**Dataset excerpts:**
┌──
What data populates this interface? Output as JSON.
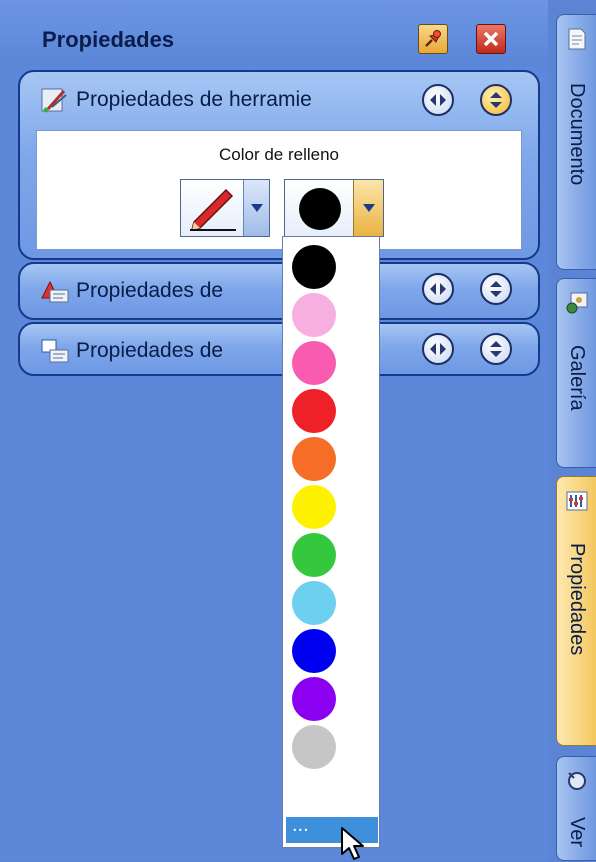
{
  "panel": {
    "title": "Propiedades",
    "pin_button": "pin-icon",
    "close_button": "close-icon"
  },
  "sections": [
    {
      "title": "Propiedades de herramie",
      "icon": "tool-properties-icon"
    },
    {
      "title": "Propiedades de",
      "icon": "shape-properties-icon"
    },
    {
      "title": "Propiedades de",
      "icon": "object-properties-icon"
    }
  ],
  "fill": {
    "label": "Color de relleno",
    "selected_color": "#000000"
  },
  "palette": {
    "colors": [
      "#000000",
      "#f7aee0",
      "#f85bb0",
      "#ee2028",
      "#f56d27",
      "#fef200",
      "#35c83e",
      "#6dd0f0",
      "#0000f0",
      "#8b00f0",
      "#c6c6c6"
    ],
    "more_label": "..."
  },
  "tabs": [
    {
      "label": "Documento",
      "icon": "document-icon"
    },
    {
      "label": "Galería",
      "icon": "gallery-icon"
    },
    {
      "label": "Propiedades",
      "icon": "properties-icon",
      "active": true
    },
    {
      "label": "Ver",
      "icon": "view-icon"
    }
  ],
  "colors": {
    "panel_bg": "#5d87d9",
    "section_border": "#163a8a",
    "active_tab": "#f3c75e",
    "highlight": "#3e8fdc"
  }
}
└──
┌──
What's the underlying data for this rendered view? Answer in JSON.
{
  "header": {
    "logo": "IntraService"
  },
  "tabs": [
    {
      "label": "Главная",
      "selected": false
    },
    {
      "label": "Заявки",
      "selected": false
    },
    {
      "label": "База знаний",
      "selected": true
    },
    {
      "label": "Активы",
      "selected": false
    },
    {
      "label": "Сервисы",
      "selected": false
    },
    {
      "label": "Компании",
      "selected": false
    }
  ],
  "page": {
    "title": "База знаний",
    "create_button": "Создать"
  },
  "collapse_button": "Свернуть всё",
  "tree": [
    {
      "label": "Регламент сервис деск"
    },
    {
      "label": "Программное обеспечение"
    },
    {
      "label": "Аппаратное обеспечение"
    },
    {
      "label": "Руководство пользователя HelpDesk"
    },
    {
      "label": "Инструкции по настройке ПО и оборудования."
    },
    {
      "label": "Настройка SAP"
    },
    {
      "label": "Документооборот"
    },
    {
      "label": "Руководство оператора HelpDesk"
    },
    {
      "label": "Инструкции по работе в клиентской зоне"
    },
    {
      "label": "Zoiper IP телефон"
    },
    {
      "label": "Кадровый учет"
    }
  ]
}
└──
**Goal:** Say how many lines in the listing above include "Propiedades". Give nothing but the number.

**Response to the task:** 5